EXERCISE TASK — Work through the data below line by line and say how many lines hold "Accurately"; give only the number.

• • •

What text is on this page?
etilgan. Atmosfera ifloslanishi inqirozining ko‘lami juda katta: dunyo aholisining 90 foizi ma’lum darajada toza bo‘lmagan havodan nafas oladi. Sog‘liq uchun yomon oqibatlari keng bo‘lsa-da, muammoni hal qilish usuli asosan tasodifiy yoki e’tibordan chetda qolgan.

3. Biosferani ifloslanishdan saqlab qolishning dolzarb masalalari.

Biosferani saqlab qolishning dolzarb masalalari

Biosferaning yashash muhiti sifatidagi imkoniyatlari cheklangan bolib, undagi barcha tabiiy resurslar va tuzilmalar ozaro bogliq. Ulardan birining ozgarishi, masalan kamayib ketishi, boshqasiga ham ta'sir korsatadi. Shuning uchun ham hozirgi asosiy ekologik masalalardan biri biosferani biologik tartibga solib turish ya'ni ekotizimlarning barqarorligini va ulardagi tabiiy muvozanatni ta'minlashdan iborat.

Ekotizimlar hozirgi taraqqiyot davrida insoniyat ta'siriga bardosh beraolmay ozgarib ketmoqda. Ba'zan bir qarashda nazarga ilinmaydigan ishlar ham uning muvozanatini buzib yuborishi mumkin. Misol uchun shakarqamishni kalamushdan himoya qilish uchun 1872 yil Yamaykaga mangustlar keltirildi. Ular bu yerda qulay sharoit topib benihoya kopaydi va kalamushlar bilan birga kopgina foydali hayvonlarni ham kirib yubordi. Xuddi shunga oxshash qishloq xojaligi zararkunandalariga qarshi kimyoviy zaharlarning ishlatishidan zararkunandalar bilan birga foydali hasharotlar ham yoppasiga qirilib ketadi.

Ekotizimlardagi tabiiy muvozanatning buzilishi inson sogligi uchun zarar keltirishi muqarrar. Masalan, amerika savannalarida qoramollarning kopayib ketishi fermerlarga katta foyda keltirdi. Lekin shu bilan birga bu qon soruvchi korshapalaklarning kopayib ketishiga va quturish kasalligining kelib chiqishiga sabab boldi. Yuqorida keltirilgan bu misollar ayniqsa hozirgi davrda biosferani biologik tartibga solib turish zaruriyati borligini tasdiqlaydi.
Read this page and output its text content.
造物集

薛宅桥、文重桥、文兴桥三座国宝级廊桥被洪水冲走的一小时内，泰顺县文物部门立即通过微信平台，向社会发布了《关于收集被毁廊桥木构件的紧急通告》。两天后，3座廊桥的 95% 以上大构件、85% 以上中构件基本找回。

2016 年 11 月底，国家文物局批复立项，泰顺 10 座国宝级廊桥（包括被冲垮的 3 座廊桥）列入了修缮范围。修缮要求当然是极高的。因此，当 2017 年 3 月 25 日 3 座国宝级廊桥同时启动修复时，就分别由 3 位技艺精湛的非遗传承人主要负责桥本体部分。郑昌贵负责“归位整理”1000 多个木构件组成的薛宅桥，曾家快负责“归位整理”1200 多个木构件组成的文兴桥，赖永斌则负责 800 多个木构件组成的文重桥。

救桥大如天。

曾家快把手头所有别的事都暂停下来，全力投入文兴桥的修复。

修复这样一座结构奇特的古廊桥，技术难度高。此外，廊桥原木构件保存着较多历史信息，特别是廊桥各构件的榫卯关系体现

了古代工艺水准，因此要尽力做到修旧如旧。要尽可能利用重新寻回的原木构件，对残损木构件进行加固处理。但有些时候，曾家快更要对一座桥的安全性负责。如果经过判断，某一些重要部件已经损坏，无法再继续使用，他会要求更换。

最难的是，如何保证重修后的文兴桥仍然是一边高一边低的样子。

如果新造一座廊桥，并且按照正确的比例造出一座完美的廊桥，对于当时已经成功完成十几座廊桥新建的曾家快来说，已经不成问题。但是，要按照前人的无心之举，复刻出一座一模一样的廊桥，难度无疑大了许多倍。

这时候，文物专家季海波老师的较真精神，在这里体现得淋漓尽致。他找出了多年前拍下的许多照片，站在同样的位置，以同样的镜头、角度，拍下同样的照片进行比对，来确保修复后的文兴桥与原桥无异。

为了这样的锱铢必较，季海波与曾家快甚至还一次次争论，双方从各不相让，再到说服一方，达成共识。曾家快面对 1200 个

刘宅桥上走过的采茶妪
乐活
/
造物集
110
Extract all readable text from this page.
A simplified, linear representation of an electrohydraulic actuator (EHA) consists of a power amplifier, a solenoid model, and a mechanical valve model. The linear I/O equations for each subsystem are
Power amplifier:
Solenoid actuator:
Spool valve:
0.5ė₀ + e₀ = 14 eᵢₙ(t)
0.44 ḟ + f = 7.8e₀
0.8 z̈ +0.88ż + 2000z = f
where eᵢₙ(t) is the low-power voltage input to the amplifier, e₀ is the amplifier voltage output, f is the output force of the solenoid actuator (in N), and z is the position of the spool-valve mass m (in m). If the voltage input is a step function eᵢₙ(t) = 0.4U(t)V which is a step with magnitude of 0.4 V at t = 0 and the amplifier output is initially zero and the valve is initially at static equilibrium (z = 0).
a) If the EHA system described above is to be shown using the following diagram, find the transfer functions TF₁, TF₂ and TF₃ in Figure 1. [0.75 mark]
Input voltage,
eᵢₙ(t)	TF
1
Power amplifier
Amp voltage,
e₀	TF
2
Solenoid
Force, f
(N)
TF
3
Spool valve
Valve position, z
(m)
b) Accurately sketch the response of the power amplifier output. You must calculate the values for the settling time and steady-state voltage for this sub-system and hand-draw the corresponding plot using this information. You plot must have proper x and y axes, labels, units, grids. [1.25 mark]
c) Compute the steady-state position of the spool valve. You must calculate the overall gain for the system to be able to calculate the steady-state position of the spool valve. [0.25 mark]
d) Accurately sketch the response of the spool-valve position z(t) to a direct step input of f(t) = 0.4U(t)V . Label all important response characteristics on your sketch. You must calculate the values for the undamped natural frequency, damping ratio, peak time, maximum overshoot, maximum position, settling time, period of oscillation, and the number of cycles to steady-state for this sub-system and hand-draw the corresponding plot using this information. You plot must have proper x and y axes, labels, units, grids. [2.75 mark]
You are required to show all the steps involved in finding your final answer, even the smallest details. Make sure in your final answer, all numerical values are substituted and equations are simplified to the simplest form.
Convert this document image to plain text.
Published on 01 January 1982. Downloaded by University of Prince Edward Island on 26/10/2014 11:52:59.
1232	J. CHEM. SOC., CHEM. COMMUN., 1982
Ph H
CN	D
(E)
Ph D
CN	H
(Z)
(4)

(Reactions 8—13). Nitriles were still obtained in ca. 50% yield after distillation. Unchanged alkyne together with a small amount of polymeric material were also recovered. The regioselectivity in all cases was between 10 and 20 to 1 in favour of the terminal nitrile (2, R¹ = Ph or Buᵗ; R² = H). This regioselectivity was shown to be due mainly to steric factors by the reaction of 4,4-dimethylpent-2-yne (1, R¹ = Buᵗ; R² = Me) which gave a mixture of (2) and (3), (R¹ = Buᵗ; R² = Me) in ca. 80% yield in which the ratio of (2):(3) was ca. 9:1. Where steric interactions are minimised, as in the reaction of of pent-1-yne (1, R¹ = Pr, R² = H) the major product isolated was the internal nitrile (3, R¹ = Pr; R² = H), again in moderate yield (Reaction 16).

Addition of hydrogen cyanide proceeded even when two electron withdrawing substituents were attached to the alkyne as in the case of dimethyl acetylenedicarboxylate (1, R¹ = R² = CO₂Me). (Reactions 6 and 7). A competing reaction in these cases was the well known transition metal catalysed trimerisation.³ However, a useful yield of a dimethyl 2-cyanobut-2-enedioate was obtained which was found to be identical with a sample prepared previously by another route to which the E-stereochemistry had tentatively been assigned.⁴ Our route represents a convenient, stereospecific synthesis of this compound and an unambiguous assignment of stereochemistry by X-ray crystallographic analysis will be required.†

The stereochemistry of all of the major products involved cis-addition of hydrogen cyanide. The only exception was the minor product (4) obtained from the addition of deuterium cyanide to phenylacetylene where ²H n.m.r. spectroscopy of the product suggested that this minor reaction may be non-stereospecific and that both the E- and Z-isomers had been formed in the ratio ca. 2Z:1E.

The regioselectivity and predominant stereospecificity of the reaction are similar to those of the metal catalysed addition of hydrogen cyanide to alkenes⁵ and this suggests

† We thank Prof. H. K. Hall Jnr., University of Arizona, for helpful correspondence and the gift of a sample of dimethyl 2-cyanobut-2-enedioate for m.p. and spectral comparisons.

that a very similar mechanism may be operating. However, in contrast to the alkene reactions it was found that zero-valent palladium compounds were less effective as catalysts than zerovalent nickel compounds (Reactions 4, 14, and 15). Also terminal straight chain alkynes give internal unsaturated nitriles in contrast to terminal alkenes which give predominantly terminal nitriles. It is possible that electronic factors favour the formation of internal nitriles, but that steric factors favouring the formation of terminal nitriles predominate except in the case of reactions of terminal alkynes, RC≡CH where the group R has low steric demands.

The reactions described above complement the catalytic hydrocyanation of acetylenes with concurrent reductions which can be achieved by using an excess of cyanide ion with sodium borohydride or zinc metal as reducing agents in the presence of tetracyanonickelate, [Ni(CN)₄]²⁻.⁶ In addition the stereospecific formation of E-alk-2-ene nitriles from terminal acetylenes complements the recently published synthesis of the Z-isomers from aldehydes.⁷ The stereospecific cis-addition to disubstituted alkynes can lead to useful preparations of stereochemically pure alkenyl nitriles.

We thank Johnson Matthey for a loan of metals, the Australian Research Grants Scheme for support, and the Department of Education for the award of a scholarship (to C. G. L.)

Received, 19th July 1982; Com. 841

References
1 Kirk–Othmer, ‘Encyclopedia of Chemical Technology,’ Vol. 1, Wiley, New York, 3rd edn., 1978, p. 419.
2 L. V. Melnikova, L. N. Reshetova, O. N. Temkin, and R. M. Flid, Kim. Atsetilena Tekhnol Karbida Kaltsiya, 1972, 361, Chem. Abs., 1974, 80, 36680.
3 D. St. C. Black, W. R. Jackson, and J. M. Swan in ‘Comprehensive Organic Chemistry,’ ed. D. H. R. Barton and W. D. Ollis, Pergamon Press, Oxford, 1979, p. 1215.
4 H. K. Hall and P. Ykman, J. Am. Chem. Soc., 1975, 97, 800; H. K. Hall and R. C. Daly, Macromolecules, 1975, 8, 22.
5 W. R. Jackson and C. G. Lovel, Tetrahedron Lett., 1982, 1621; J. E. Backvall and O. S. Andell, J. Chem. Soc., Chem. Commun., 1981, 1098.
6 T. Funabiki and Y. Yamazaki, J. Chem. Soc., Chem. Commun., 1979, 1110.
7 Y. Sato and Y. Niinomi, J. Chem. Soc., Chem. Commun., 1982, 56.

• • •

SOLUTION BELOW — 2